**What you have to do:**
Gather up the lines that contain "From".

########################################

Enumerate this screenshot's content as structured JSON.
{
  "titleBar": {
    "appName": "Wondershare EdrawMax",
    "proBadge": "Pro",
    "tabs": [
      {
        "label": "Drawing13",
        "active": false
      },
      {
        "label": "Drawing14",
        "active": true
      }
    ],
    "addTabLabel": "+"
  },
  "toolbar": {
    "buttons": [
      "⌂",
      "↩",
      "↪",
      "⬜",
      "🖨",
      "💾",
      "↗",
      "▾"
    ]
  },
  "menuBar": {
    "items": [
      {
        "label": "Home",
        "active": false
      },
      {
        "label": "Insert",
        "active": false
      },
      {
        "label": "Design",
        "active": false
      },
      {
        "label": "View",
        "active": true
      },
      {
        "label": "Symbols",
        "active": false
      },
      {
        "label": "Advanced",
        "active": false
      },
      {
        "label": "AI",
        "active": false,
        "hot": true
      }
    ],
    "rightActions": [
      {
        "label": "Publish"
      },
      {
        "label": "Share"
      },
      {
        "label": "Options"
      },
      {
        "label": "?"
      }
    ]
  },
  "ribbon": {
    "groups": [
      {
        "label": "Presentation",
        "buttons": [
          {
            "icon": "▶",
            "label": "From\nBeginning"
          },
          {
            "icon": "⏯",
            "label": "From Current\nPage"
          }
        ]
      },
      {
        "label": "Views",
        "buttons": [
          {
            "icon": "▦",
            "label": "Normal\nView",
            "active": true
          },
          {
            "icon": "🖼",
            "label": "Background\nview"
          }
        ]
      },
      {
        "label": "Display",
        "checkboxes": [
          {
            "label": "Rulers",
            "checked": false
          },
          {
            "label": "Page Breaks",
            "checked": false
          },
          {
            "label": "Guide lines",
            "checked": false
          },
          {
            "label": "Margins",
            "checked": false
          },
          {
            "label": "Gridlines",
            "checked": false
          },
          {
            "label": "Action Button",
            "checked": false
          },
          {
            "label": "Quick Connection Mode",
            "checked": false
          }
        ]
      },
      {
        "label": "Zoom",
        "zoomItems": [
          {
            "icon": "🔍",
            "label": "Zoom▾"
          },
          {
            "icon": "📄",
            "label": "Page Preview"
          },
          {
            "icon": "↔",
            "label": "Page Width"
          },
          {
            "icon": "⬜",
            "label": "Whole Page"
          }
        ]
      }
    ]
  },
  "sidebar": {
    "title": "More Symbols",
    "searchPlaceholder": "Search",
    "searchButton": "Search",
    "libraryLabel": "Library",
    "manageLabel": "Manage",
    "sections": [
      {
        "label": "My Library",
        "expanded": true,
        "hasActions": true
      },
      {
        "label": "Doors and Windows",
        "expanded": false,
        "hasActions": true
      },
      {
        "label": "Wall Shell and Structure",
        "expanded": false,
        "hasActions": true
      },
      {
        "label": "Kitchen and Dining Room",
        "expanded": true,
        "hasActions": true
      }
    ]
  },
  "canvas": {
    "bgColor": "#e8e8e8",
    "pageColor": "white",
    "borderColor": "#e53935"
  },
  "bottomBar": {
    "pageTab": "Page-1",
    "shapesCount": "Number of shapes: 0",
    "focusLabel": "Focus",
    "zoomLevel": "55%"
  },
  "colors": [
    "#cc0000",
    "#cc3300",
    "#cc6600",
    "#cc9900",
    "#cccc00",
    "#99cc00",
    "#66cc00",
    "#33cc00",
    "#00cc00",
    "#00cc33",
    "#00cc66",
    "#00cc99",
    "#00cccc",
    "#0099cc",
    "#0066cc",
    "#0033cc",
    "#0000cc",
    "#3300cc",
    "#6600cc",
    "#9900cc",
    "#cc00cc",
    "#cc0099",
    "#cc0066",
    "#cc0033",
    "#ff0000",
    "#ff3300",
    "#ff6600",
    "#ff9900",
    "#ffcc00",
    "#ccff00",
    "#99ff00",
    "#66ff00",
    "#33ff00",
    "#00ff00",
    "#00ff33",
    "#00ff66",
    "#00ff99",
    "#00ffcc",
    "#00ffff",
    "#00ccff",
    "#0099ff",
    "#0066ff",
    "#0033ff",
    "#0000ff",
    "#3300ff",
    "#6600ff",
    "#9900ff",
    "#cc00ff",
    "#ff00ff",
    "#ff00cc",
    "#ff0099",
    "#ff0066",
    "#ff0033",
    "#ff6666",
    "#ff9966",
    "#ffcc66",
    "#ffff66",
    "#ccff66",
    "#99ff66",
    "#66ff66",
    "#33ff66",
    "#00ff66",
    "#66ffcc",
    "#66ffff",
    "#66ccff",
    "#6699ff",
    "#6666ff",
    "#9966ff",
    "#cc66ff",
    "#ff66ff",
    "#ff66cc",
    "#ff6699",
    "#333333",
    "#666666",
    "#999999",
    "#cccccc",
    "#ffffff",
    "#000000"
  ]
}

########################################

**Finished task:**
            "label": "From\nBeginning"
            "label": "From Current\nPage"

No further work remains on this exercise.